### COMPLETE THE FOLLOWING
**a.** From the Form 8-K cover page, list every rule named in the check-box provisions that follow "Check the appropriate box below," along with the act each falls under.
**b.** Write out the portion of the Form 8-K cover page that starts with "Not Applicable" and goes on through "(17 CFR 240.14d-2(b))".
**c.** Answer these questions from the Form 8-K cover page:
(i) On which exchange is the common stock registered?
(ii) What is the Commission File Number?
(iii) In which state is the registrant incorporated?

### READING PASSAGE
□ □ □

UNITED
STATES
SECURITIES AND EXCHANGE COMMISSION
WASHINGTON, DC 20549
FORM 8-K
CURRENT REPORT
Pursuant to Section 13 or 15(d) of the Securities Exchange Act of 1934
Date of Report (Date of earliest event reported): April 10, 2020
RTW RETAILWINDS,
INC.
(Exact name of registrant as specified in its charter)
DELAWARE (State or other jurisdiction of incorporation) |
1-32315 (Commission File Number) |
33-1031445 (IRS Employer Identification No.) |
330 West 34th Street
9th Floor
New York, New York 10001
(Address of principal executive offices, including Zip Code)
(212) 884-2000
(Registrant’s telephone number, including area code)
Not Applicable
(Former name or former address, if changed since last report)
Check the appropriate box below if the Form 8-K filing is intended to simultaneously satisfy the filing obligation of the registrant under any of the following provisions:
¨ Written communications pursuant to Rule 425 under the Securities Act (17 CFR 230.425)
¨ Soliciting material pursuant to Rule 14a-12 under the Exchange Act (17 CFR 240.14a-12)
¨ Pre-commencement communications pursuant to Rule 14d-2(b) under the Exchange Act (17 CFR 240.14d-2(b))
¨ Pre-commencement communications pursuant to Rule 13e-4(c) under the Exchange Act (17 CFR 240.13e-4(c))
Securities registered pursuant to Section 12(b) of the Act:
Title of each class | Trading Symbol(s) | Name of each exchange on which registered | ||
Common Stock, par value $0.001 per share | RTW | New York Stock Exchange |
Indicate by check mark whether the registrant is an emerging growth company as defined in Rule 405 of the Securities Act of 1933 (§230.405 of this chapter) or Rule 12b-2 of the Securities Exchange Act of 1934 (§240.12b-2 of this chapter).
Emerging growth company ¨
If an emerging growth company, indicate by check mark if the registrant has elected not to use the extended transition period for complying with any new or revised financial accounting standards provided pursuant to Section 13(a) of the Exchange Act. ¨
Item 5.02 Departure of Directors or Certain Officers; Election of Directors; Appointment of Certain Officers; Compensatory Arrangements of Certain Officers.

□ □ □

### RECORDED DATA
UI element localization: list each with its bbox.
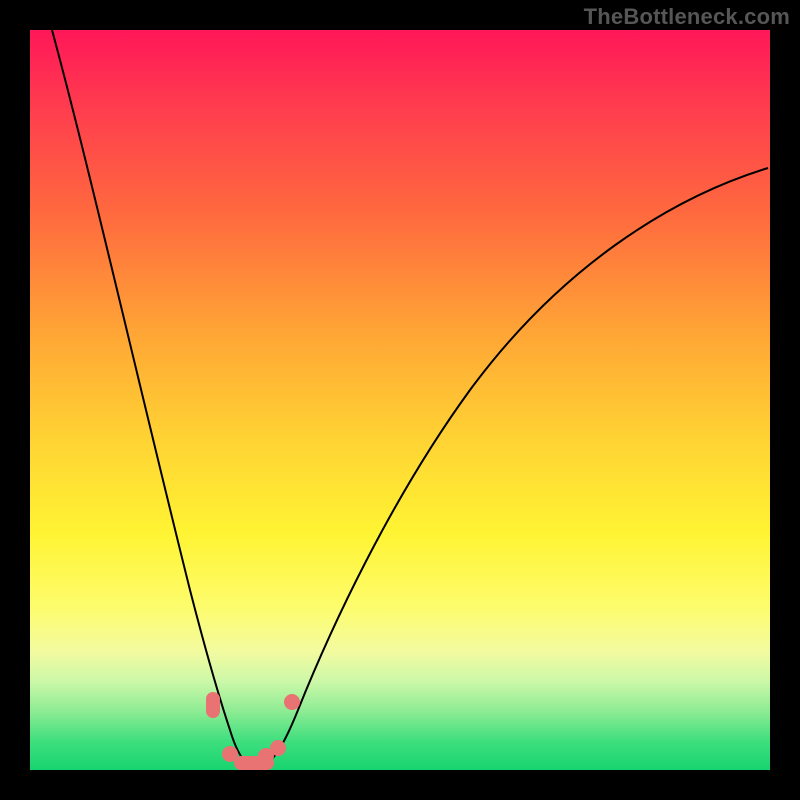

□ □ □

### TASK RESPONSES
**a.**
- Rule 425 under the Securities Act (17 CFR 230.425)
- Rule 14a-12 under the Exchange Act (17 CFR 240.14a-12)
- Rule 14d-2(b) under the Exchange Act (17 CFR 240.14d-2(b))
- Rule 13e-4(c) under the Exchange Act (17 CFR 240.13e-4(c))

**b.**
Not Applicable
(Former name or former address, if changed since last report)
Check the appropriate box below if the Form 8-K filing is intended to simultaneously satisfy the filing obligation of the registrant under any of the following provisions:
¨ Written communications pursuant to Rule 425 under the Securities Act (17 CFR 230.425)
¨ Soliciting material pursuant to Rule 14a-12 under the Exchange Act (17 CFR 240.14a-12)
¨ Pre-commencement communications pursuant to Rule 14d-2(b) under the Exchange Act (17 CFR 240.14d-2(b))

**c.**
(i) New York Stock Exchange
(ii) 1-32315
(iii) Delaware